Problem details = Would you extract the whole listing below and retype it exactly?
--- START OF Material provided ---
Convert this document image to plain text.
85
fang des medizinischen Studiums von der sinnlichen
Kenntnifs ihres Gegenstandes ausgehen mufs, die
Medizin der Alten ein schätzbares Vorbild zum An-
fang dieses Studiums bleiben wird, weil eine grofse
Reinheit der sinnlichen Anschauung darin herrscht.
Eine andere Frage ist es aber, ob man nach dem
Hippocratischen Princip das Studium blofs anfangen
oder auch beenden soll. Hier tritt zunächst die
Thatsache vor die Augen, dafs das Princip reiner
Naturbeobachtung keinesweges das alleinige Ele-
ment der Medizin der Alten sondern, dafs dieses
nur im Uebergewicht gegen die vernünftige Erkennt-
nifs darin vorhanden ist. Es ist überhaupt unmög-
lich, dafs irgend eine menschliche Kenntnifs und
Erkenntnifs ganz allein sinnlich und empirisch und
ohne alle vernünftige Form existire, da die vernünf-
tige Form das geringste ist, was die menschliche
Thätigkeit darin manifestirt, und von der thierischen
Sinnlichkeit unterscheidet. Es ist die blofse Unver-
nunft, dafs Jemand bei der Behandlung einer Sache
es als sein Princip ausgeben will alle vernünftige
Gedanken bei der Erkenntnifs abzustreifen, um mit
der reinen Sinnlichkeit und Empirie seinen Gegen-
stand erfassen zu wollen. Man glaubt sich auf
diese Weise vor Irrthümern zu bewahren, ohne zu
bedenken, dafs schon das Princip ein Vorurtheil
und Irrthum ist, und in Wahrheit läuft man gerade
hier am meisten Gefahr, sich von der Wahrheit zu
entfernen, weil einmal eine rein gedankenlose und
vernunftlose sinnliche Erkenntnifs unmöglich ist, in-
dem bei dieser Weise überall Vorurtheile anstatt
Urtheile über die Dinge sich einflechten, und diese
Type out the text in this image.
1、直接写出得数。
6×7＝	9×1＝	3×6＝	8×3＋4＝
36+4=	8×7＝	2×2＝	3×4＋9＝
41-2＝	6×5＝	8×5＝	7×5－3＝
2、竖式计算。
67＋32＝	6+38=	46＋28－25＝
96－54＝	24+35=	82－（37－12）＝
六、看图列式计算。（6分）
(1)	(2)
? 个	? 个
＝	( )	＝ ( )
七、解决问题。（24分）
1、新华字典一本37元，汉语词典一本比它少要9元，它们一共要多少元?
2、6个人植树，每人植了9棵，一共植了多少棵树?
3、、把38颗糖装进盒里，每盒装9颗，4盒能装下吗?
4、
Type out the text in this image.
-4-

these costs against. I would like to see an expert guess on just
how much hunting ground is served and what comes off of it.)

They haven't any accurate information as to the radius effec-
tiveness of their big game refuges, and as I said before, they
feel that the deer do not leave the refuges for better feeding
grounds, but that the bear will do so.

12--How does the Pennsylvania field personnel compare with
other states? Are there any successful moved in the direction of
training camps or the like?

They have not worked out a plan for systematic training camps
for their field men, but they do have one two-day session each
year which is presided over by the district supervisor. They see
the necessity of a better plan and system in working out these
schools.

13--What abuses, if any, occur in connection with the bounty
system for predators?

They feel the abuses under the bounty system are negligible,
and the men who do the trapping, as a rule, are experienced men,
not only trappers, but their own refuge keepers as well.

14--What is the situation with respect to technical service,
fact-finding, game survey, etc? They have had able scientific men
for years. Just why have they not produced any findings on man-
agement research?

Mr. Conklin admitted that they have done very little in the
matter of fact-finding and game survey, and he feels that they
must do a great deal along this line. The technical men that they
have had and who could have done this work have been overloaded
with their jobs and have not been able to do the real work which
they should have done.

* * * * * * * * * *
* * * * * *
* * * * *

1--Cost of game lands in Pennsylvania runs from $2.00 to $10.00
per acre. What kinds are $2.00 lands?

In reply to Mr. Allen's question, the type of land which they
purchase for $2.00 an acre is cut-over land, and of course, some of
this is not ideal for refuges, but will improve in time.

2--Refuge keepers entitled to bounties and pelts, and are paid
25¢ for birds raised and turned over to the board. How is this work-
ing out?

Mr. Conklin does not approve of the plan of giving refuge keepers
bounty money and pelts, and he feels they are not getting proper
--- END OF Material provided ---
The solution =
Convert this document image to plain text.
85
fang des medizinischen Studiums von der sinnlichen
Kenntnifs ihres Gegenstandes ausgehen mufs, die
Medizin der Alten ein schätzbares Vorbild zum An-
fang dieses Studiums bleiben wird, weil eine grofse
Reinheit der sinnlichen Anschauung darin herrscht.
Eine andere Frage ist es aber, ob man nach dem
Hippocratischen Princip das Studium blofs anfangen
oder auch beenden soll. Hier tritt zunächst die
Thatsache vor die Augen, dafs das Princip reiner
Naturbeobachtung keinesweges das alleinige Ele-
ment der Medizin der Alten sondern, dafs dieses
nur im Uebergewicht gegen die vernünftige Erkennt-
nifs darin vorhanden ist. Es ist überhaupt unmög-
lich, dafs irgend eine menschliche Kenntnifs und
Erkenntnifs ganz allein sinnlich und empirisch und
ohne alle vernünftige Form existire, da die vernünf-
tige Form das geringste ist, was die menschliche
Thätigkeit darin manifestirt, und von der thierischen
Sinnlichkeit unterscheidet. Es ist die blofse Unver-
nunft, dafs Jemand bei der Behandlung einer Sache
es als sein Princip ausgeben will alle vernünftige
Gedanken bei der Erkenntnifs abzustreifen, um mit
der reinen Sinnlichkeit und Empirie seinen Gegen-
stand erfassen zu wollen. Man glaubt sich auf
diese Weise vor Irrthümern zu bewahren, ohne zu
bedenken, dafs schon das Princip ein Vorurtheil
und Irrthum ist, und in Wahrheit läuft man gerade
hier am meisten Gefahr, sich von der Wahrheit zu
entfernen, weil einmal eine rein gedankenlose und
vernunftlose sinnliche Erkenntnifs unmöglich ist, in-
dem bei dieser Weise überall Vorurtheile anstatt
Urtheile über die Dinge sich einflechten, und diese
Type out the text in this image.
1、直接写出得数。
6×7＝	9×1＝	3×6＝	8×3＋4＝
36+4=	8×7＝	2×2＝	3×4＋9＝
41-2＝	6×5＝	8×5＝	7×5－3＝
2、竖式计算。
67＋32＝	6+38=	46＋28－25＝
96－54＝	24+35=	82－（37－12）＝
六、看图列式计算。（6分）
(1)	(2)
? 个	? 个
＝	( )	＝ ( )
七、解决问题。（24分）
1、新华字典一本37元，汉语词典一本比它少要9元，它们一共要多少元?
2、6个人植树，每人植了9棵，一共植了多少棵树?
3、、把38颗糖装进盒里，每盒装9颗，4盒能装下吗?
4、
Type out the text in this image.
-4-

these costs against. I would like to see an expert guess on just
how much hunting ground is served and what comes off of it.)

They haven't any accurate information as to the radius effec-
tiveness of their big game refuges, and as I said before, they
feel that the deer do not leave the refuges for better feeding
grounds, but that the bear will do so.

12--How does the Pennsylvania field personnel compare with
other states? Are there any successful moved in the direction of
training camps or the like?

They have not worked out a plan for systematic training camps
for their field men, but they do have one two-day session each
year which is presided over by the district supervisor. They see
the necessity of a better plan and system in working out these
schools.

13--What abuses, if any, occur in connection with the bounty
system for predators?

They feel the abuses under the bounty system are negligible,
and the men who do the trapping, as a rule, are experienced men,
not only trappers, but their own refuge keepers as well.

14--What is the situation with respect to technical service,
fact-finding, game survey, etc? They have had able scientific men
for years. Just why have they not produced any findings on man-
agement research?

Mr. Conklin admitted that they have done very little in the
matter of fact-finding and game survey, and he feels that they
must do a great deal along this line. The technical men that they
have had and who could have done this work have been overloaded
with their jobs and have not been able to do the real work which
they should have done.

* * * * * * * * * *
* * * * * *
* * * * *

1--Cost of game lands in Pennsylvania runs from $2.00 to $10.00
per acre. What kinds are $2.00 lands?

In reply to Mr. Allen's question, the type of land which they
purchase for $2.00 an acre is cut-over land, and of course, some of
this is not ideal for refuges, but will improve in time.

2--Refuge keepers entitled to bounties and pelts, and are paid
25¢ for birds raised and turned over to the board. How is this work-
ing out?

Mr. Conklin does not approve of the plan of giving refuge keepers
bounty money and pelts, and he feels they are not getting proper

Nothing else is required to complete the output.